Data provided start

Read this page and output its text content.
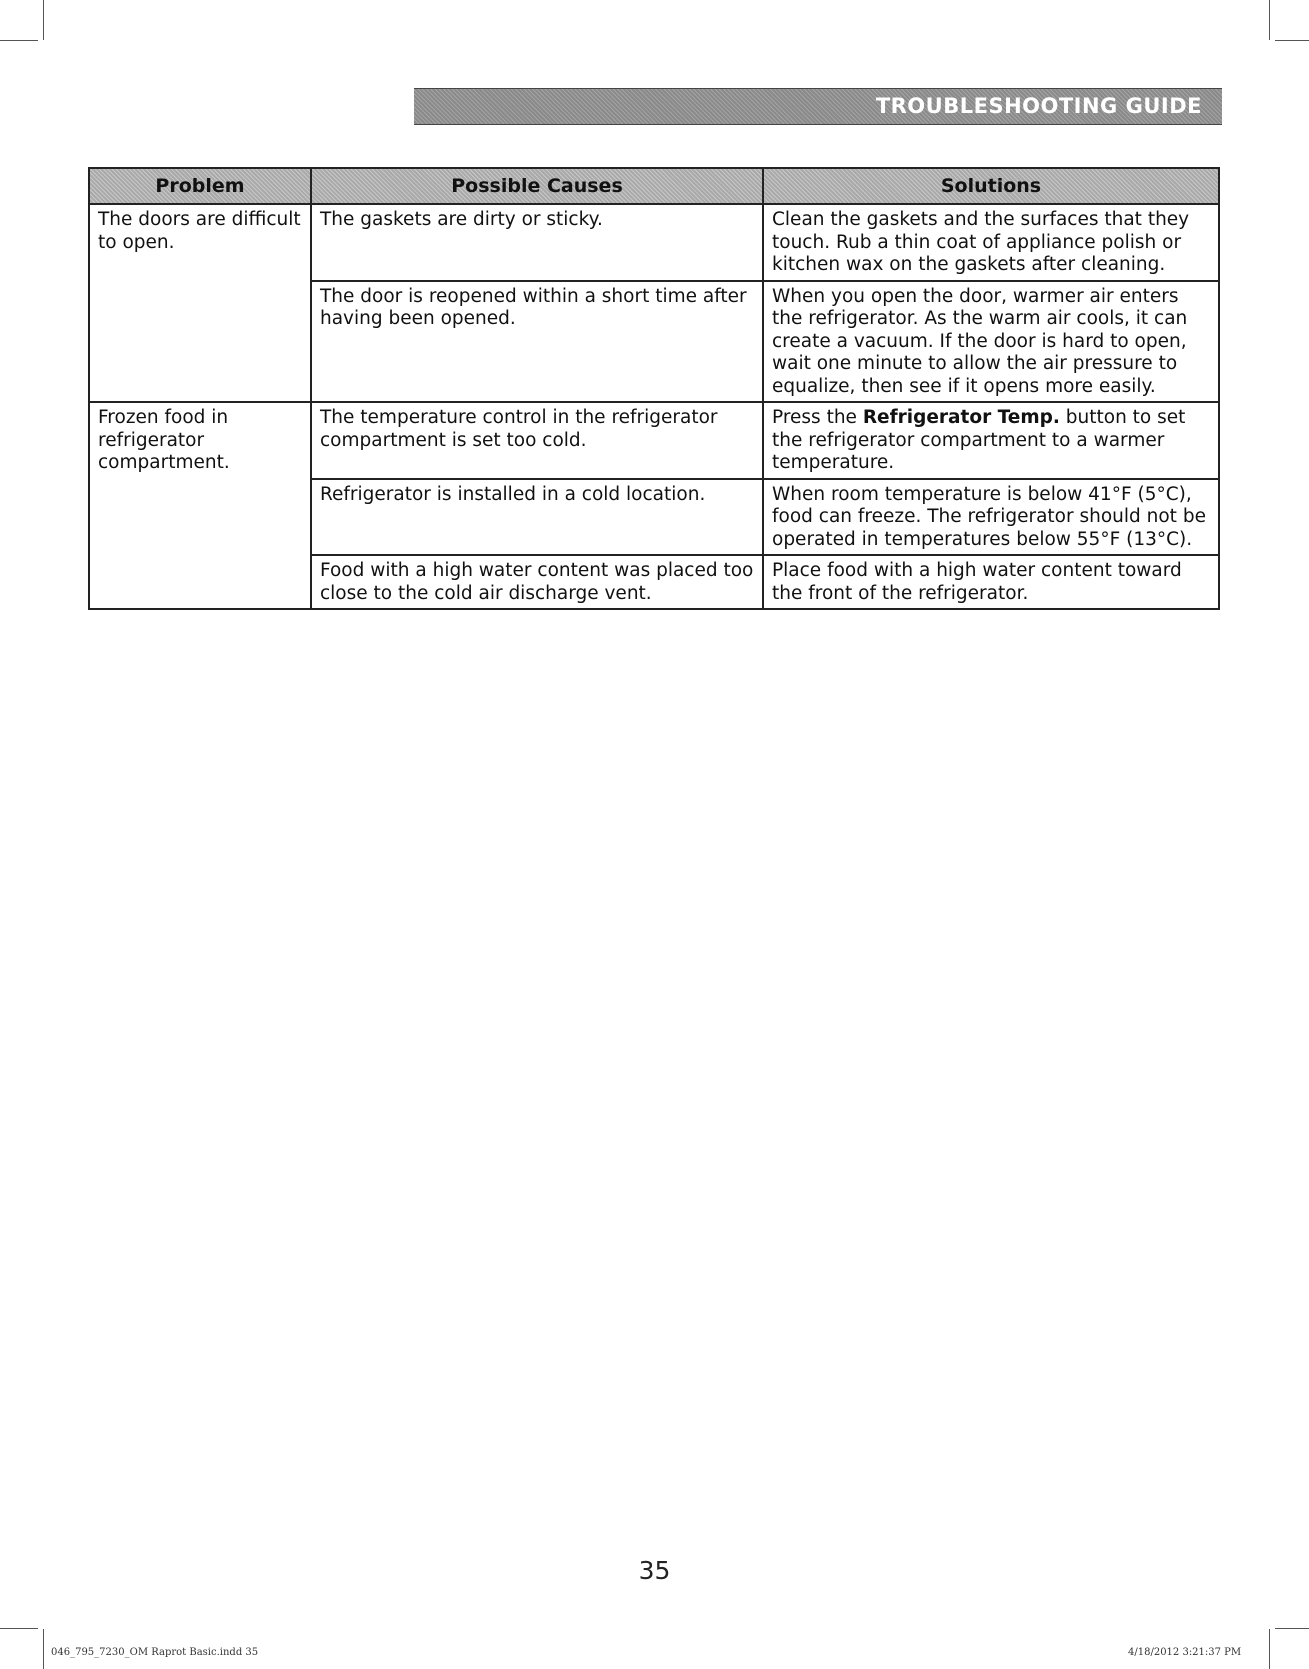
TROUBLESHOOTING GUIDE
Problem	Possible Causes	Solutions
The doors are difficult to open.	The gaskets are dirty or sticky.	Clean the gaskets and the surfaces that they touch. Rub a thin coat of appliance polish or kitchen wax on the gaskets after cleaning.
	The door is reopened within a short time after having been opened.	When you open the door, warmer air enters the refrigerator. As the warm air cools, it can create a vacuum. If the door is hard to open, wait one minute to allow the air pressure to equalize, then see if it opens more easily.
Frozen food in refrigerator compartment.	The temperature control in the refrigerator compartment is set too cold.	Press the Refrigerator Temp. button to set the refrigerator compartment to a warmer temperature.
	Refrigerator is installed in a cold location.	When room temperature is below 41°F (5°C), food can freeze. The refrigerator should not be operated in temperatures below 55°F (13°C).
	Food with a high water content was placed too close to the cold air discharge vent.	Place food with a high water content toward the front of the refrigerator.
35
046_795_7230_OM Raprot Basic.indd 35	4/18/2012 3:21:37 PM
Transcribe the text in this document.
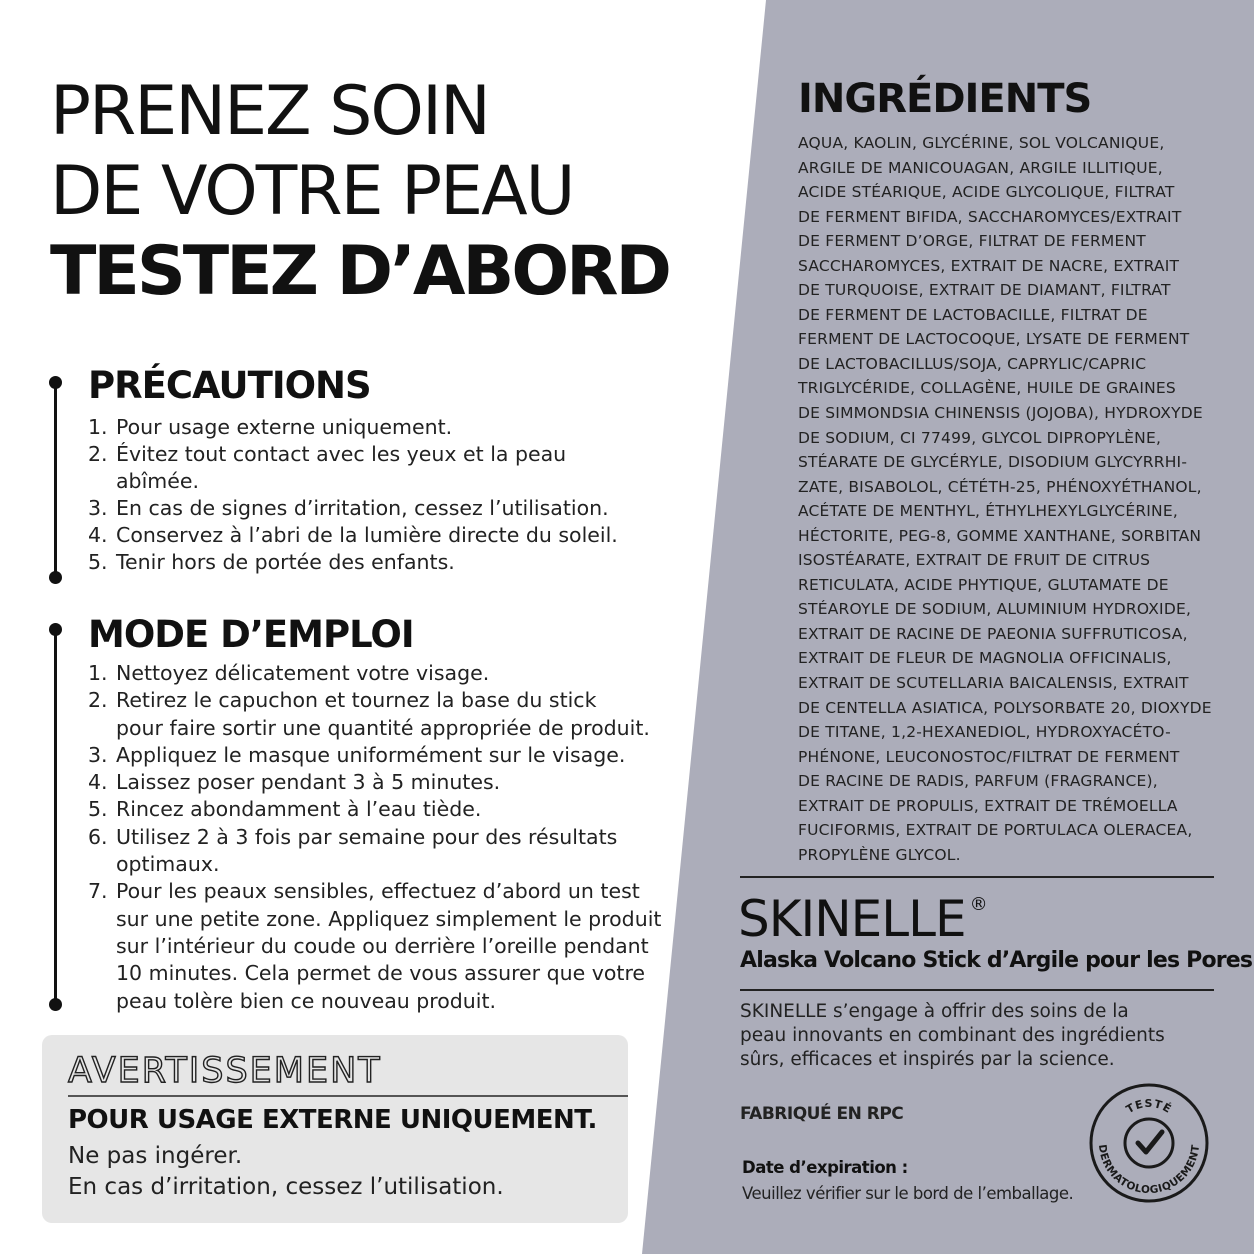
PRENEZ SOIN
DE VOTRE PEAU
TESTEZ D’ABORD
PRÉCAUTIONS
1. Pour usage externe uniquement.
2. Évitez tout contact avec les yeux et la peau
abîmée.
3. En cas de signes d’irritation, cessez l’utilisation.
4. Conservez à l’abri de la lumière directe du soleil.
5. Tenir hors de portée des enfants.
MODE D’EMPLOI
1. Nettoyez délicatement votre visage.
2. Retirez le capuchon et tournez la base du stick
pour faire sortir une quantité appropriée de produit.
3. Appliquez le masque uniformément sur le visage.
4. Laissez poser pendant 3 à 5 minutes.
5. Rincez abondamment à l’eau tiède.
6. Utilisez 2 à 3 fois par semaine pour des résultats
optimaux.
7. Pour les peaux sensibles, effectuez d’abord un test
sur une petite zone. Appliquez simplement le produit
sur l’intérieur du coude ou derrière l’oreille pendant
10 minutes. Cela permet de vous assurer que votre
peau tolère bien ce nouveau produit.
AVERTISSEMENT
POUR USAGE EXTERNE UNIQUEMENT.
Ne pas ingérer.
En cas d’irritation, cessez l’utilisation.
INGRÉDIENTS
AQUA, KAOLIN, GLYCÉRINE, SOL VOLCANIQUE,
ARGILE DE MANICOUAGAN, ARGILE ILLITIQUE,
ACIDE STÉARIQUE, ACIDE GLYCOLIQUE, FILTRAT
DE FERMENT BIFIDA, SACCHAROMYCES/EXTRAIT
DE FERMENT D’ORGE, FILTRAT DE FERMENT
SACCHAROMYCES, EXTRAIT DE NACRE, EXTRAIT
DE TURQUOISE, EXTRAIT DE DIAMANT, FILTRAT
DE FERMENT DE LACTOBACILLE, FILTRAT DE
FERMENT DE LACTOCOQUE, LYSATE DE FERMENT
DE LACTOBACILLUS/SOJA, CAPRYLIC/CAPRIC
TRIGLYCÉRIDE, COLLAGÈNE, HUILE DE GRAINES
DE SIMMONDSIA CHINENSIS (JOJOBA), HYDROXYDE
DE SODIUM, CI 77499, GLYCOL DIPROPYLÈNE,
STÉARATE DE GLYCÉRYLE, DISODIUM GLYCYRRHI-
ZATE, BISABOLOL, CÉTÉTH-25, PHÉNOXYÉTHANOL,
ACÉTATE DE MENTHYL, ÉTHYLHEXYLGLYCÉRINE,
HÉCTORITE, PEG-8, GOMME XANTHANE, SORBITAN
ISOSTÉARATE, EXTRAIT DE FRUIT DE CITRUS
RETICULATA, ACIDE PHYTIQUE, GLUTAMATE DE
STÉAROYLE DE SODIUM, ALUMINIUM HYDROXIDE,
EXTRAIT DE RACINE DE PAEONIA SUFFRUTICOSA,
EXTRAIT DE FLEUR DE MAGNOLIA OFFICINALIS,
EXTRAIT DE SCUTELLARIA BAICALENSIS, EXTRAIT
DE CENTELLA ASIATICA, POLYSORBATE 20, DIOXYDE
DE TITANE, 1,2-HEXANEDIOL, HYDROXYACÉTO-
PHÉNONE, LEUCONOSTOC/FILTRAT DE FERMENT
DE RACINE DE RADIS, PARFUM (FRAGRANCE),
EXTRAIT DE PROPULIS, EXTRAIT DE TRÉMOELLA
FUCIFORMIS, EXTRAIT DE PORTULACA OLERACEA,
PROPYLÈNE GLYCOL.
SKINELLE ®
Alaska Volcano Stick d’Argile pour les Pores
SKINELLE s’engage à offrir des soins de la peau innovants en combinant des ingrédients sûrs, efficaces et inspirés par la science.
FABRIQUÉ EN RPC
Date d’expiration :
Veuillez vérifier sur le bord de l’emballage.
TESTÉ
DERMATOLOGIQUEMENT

Data provided end

▶ [Written instruction]:
Make an exact copy of every record, pictures excluded.

▶ [Task output]:
Read this page and output its text content.
TROUBLESHOOTING GUIDE
Problem	Possible Causes	Solutions
The doors are difficult to open.	The gaskets are dirty or sticky.	Clean the gaskets and the surfaces that they touch. Rub a thin coat of appliance polish or kitchen wax on the gaskets after cleaning.
	The door is reopened within a short time after having been opened.	When you open the door, warmer air enters the refrigerator. As the warm air cools, it can create a vacuum. If the door is hard to open, wait one minute to allow the air pressure to equalize, then see if it opens more easily.
Frozen food in refrigerator compartment.	The temperature control in the refrigerator compartment is set too cold.	Press the Refrigerator Temp. button to set the refrigerator compartment to a warmer temperature.
	Refrigerator is installed in a cold location.	When room temperature is below 41°F (5°C), food can freeze. The refrigerator should not be operated in temperatures below 55°F (13°C).
	Food with a high water content was placed too close to the cold air discharge vent.	Place food with a high water content toward the front of the refrigerator.
35
046_795_7230_OM Raprot Basic.indd 35	4/18/2012 3:21:37 PM
Transcribe the text in this document.
PRENEZ SOIN
DE VOTRE PEAU
TESTEZ D’ABORD
PRÉCAUTIONS
1. Pour usage externe uniquement.
2. Évitez tout contact avec les yeux et la peau
abîmée.
3. En cas de signes d’irritation, cessez l’utilisation.
4. Conservez à l’abri de la lumière directe du soleil.
5. Tenir hors de portée des enfants.
MODE D’EMPLOI
1. Nettoyez délicatement votre visage.
2. Retirez le capuchon et tournez la base du stick
pour faire sortir une quantité appropriée de produit.
3. Appliquez le masque uniformément sur le visage.
4. Laissez poser pendant 3 à 5 minutes.
5. Rincez abondamment à l’eau tiède.
6. Utilisez 2 à 3 fois par semaine pour des résultats
optimaux.
7. Pour les peaux sensibles, effectuez d’abord un test
sur une petite zone. Appliquez simplement le produit
sur l’intérieur du coude ou derrière l’oreille pendant
10 minutes. Cela permet de vous assurer que votre
peau tolère bien ce nouveau produit.
AVERTISSEMENT
POUR USAGE EXTERNE UNIQUEMENT.
Ne pas ingérer.
En cas d’irritation, cessez l’utilisation.
INGRÉDIENTS
AQUA, KAOLIN, GLYCÉRINE, SOL VOLCANIQUE,
ARGILE DE MANICOUAGAN, ARGILE ILLITIQUE,
ACIDE STÉARIQUE, ACIDE GLYCOLIQUE, FILTRAT
DE FERMENT BIFIDA, SACCHAROMYCES/EXTRAIT
DE FERMENT D’ORGE, FILTRAT DE FERMENT
SACCHAROMYCES, EXTRAIT DE NACRE, EXTRAIT
DE TURQUOISE, EXTRAIT DE DIAMANT, FILTRAT
DE FERMENT DE LACTOBACILLE, FILTRAT DE
FERMENT DE LACTOCOQUE, LYSATE DE FERMENT
DE LACTOBACILLUS/SOJA, CAPRYLIC/CAPRIC
TRIGLYCÉRIDE, COLLAGÈNE, HUILE DE GRAINES
DE SIMMONDSIA CHINENSIS (JOJOBA), HYDROXYDE
DE SODIUM, CI 77499, GLYCOL DIPROPYLÈNE,
STÉARATE DE GLYCÉRYLE, DISODIUM GLYCYRRHI-
ZATE, BISABOLOL, CÉTÉTH-25, PHÉNOXYÉTHANOL,
ACÉTATE DE MENTHYL, ÉTHYLHEXYLGLYCÉRINE,
HÉCTORITE, PEG-8, GOMME XANTHANE, SORBITAN
ISOSTÉARATE, EXTRAIT DE FRUIT DE CITRUS
RETICULATA, ACIDE PHYTIQUE, GLUTAMATE DE
STÉAROYLE DE SODIUM, ALUMINIUM HYDROXIDE,
EXTRAIT DE RACINE DE PAEONIA SUFFRUTICOSA,
EXTRAIT DE FLEUR DE MAGNOLIA OFFICINALIS,
EXTRAIT DE SCUTELLARIA BAICALENSIS, EXTRAIT
DE CENTELLA ASIATICA, POLYSORBATE 20, DIOXYDE
DE TITANE, 1,2-HEXANEDIOL, HYDROXYACÉTO-
PHÉNONE, LEUCONOSTOC/FILTRAT DE FERMENT
DE RACINE DE RADIS, PARFUM (FRAGRANCE),
EXTRAIT DE PROPULIS, EXTRAIT DE TRÉMOELLA
FUCIFORMIS, EXTRAIT DE PORTULACA OLERACEA,
PROPYLÈNE GLYCOL.
SKINELLE ®
Alaska Volcano Stick d’Argile pour les Pores
SKINELLE s’engage à offrir des soins de la peau innovants en combinant des ingrédients sûrs, efficaces et inspirés par la science.
FABRIQUÉ EN RPC
Date d’expiration :
Veuillez vérifier sur le bord de l’emballage.
TESTÉ
DERMATOLOGIQUEMENT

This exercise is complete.